WHAT YOU WILL DO:
Copy every entry precisely.

INPUT:
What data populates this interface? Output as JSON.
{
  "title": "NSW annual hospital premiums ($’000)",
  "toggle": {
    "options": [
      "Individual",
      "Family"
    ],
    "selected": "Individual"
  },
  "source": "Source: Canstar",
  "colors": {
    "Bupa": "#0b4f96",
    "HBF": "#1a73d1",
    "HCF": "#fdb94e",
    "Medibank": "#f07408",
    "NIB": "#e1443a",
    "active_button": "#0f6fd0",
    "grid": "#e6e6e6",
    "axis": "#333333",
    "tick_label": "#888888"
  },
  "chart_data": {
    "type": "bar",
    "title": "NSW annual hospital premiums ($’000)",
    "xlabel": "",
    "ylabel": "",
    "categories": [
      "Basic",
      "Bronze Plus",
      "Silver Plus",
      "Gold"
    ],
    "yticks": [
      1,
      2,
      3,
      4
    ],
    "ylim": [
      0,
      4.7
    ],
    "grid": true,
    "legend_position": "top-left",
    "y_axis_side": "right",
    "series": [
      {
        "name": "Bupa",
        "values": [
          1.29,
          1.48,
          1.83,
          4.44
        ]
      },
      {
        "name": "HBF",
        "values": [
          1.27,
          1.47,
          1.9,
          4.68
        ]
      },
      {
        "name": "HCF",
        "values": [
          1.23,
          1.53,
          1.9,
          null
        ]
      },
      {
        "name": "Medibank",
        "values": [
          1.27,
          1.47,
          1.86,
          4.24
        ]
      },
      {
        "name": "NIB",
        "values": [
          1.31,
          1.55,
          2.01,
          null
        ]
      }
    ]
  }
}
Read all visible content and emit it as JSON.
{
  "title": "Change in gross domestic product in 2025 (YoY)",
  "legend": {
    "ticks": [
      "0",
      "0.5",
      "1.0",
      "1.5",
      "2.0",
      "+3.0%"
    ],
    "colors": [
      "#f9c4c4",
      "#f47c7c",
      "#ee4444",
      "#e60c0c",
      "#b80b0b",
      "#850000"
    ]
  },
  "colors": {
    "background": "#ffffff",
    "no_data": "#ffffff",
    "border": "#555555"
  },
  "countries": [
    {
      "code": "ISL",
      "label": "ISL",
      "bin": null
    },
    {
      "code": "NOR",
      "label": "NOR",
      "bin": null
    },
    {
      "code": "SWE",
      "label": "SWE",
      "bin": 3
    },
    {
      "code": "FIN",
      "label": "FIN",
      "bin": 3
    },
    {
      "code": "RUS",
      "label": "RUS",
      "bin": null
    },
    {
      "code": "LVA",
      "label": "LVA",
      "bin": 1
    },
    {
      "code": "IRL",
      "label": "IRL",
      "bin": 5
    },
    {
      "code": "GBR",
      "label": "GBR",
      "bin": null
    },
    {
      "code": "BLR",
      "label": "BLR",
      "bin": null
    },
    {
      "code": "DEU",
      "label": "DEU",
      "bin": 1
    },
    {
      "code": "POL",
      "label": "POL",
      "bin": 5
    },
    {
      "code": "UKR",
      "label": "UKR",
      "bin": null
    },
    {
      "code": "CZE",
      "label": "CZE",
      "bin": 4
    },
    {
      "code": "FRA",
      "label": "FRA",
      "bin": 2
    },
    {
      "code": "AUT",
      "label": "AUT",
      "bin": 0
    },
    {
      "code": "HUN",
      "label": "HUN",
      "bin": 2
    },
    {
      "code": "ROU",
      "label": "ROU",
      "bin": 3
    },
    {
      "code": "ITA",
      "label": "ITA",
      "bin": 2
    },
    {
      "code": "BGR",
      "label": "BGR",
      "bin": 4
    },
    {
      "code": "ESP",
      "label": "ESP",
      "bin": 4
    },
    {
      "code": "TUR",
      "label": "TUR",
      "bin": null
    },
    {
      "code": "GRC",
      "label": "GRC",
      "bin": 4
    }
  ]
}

THE SOLUTION:
What data populates this interface? Output as JSON.
{
  "title": "NSW annual hospital premiums ($’000)",
  "toggle": {
    "options": [
      "Individual",
      "Family"
    ],
    "selected": "Individual"
  },
  "source": "Source: Canstar",
  "colors": {
    "Bupa": "#0b4f96",
    "HBF": "#1a73d1",
    "HCF": "#fdb94e",
    "Medibank": "#f07408",
    "NIB": "#e1443a",
    "active_button": "#0f6fd0",
    "grid": "#e6e6e6",
    "axis": "#333333",
    "tick_label": "#888888"
  },
  "chart_data": {
    "type": "bar",
    "title": "NSW annual hospital premiums ($’000)",
    "xlabel": "",
    "ylabel": "",
    "categories": [
      "Basic",
      "Bronze Plus",
      "Silver Plus",
      "Gold"
    ],
    "yticks": [
      1,
      2,
      3,
      4
    ],
    "ylim": [
      0,
      4.7
    ],
    "grid": true,
    "legend_position": "top-left",
    "y_axis_side": "right",
    "series": [
      {
        "name": "Bupa",
        "values": [
          1.29,
          1.48,
          1.83,
          4.44
        ]
      },
      {
        "name": "HBF",
        "values": [
          1.27,
          1.47,
          1.9,
          4.68
        ]
      },
      {
        "name": "HCF",
        "values": [
          1.23,
          1.53,
          1.9,
          null
        ]
      },
      {
        "name": "Medibank",
        "values": [
          1.27,
          1.47,
          1.86,
          4.24
        ]
      },
      {
        "name": "NIB",
        "values": [
          1.31,
          1.55,
          2.01,
          null
        ]
      }
    ]
  }
}
Read all visible content and emit it as JSON.
{
  "title": "Change in gross domestic product in 2025 (YoY)",
  "legend": {
    "ticks": [
      "0",
      "0.5",
      "1.0",
      "1.5",
      "2.0",
      "+3.0%"
    ],
    "colors": [
      "#f9c4c4",
      "#f47c7c",
      "#ee4444",
      "#e60c0c",
      "#b80b0b",
      "#850000"
    ]
  },
  "colors": {
    "background": "#ffffff",
    "no_data": "#ffffff",
    "border": "#555555"
  },
  "countries": [
    {
      "code": "ISL",
      "label": "ISL",
      "bin": null
    },
    {
      "code": "NOR",
      "label": "NOR",
      "bin": null
    },
    {
      "code": "SWE",
      "label": "SWE",
      "bin": 3
    },
    {
      "code": "FIN",
      "label": "FIN",
      "bin": 3
    },
    {
      "code": "RUS",
      "label": "RUS",
      "bin": null
    },
    {
      "code": "LVA",
      "label": "LVA",
      "bin": 1
    },
    {
      "code": "IRL",
      "label": "IRL",
      "bin": 5
    },
    {
      "code": "GBR",
      "label": "GBR",
      "bin": null
    },
    {
      "code": "BLR",
      "label": "BLR",
      "bin": null
    },
    {
      "code": "DEU",
      "label": "DEU",
      "bin": 1
    },
    {
      "code": "POL",
      "label": "POL",
      "bin": 5
    },
    {
      "code": "UKR",
      "label": "UKR",
      "bin": null
    },
    {
      "code": "CZE",
      "label": "CZE",
      "bin": 4
    },
    {
      "code": "FRA",
      "label": "FRA",
      "bin": 2
    },
    {
      "code": "AUT",
      "label": "AUT",
      "bin": 0
    },
    {
      "code": "HUN",
      "label": "HUN",
      "bin": 2
    },
    {
      "code": "ROU",
      "label": "ROU",
      "bin": 3
    },
    {
      "code": "ITA",
      "label": "ITA",
      "bin": 2
    },
    {
      "code": "BGR",
      "label": "BGR",
      "bin": 4
    },
    {
      "code": "ESP",
      "label": "ESP",
      "bin": 4
    },
    {
      "code": "TUR",
      "label": "TUR",
      "bin": null
    },
    {
      "code": "GRC",
      "label": "GRC",
      "bin": 4
    }
  ]
}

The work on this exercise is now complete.